• [OBJECTIVE]
Filter the records below for the word "Gerum". Copy each line that holds it.

• [RECORDS FOR PROCESSING]

━━━━━━━━━━━━━━━━━━━━

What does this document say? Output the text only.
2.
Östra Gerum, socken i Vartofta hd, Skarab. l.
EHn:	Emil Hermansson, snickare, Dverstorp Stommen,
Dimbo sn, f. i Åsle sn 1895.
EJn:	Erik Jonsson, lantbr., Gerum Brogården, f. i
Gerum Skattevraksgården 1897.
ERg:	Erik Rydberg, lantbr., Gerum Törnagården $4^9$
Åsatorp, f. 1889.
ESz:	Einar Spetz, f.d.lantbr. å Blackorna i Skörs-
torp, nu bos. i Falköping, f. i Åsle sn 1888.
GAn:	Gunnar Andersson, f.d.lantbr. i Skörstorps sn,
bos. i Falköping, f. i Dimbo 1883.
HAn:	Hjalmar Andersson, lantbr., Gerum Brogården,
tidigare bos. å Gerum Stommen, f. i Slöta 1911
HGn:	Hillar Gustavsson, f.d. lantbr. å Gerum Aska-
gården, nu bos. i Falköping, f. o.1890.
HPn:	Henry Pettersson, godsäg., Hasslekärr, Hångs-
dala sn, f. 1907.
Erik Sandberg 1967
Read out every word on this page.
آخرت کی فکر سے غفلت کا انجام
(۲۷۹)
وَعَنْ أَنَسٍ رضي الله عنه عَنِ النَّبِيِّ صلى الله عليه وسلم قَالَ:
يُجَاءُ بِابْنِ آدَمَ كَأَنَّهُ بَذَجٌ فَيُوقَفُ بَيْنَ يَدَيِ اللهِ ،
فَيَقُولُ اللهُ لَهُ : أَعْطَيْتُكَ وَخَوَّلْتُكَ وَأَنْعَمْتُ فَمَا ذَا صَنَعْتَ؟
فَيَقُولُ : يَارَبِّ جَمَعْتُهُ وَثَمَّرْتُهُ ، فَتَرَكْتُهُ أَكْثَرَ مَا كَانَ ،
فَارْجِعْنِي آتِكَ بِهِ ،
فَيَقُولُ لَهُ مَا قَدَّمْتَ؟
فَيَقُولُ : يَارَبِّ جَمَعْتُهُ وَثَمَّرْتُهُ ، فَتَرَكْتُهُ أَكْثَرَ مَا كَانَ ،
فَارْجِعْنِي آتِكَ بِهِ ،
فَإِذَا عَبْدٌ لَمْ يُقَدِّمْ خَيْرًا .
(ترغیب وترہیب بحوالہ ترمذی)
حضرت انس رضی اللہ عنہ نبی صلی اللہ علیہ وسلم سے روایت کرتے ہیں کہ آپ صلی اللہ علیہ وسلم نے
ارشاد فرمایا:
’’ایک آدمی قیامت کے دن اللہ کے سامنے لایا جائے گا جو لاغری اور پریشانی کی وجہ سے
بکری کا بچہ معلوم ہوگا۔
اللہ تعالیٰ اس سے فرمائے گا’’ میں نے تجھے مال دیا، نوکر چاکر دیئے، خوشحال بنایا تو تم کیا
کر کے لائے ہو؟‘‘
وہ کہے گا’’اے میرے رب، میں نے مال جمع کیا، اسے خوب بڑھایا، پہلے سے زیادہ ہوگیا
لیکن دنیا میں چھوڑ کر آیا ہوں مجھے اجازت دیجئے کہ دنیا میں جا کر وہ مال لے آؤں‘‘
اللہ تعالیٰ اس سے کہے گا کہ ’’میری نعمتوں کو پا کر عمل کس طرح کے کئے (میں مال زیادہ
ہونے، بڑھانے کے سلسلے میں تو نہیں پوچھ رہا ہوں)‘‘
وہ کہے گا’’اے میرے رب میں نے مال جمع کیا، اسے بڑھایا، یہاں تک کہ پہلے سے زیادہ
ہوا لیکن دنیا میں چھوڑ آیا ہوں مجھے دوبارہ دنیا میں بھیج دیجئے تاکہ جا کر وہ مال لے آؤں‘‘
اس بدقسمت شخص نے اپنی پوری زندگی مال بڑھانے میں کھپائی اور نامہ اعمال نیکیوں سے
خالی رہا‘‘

━━━━━━━━━━━━━━━━━━━━

• [CORRECT RESPONSE]
Östra Gerum, socken i Vartofta hd, Skarab. l.
EJn:	Erik Jonsson, lantbr., Gerum Brogården, f. i
Gerum Skattevraksgården 1897.
ERg:	Erik Rydberg, lantbr., Gerum Törnagården $4^9$
HAn:	Hjalmar Andersson, lantbr., Gerum Brogården,
tidigare bos. å Gerum Stommen, f. i Slöta 1911
HGn:	Hillar Gustavsson, f.d. lantbr. å Gerum Aska-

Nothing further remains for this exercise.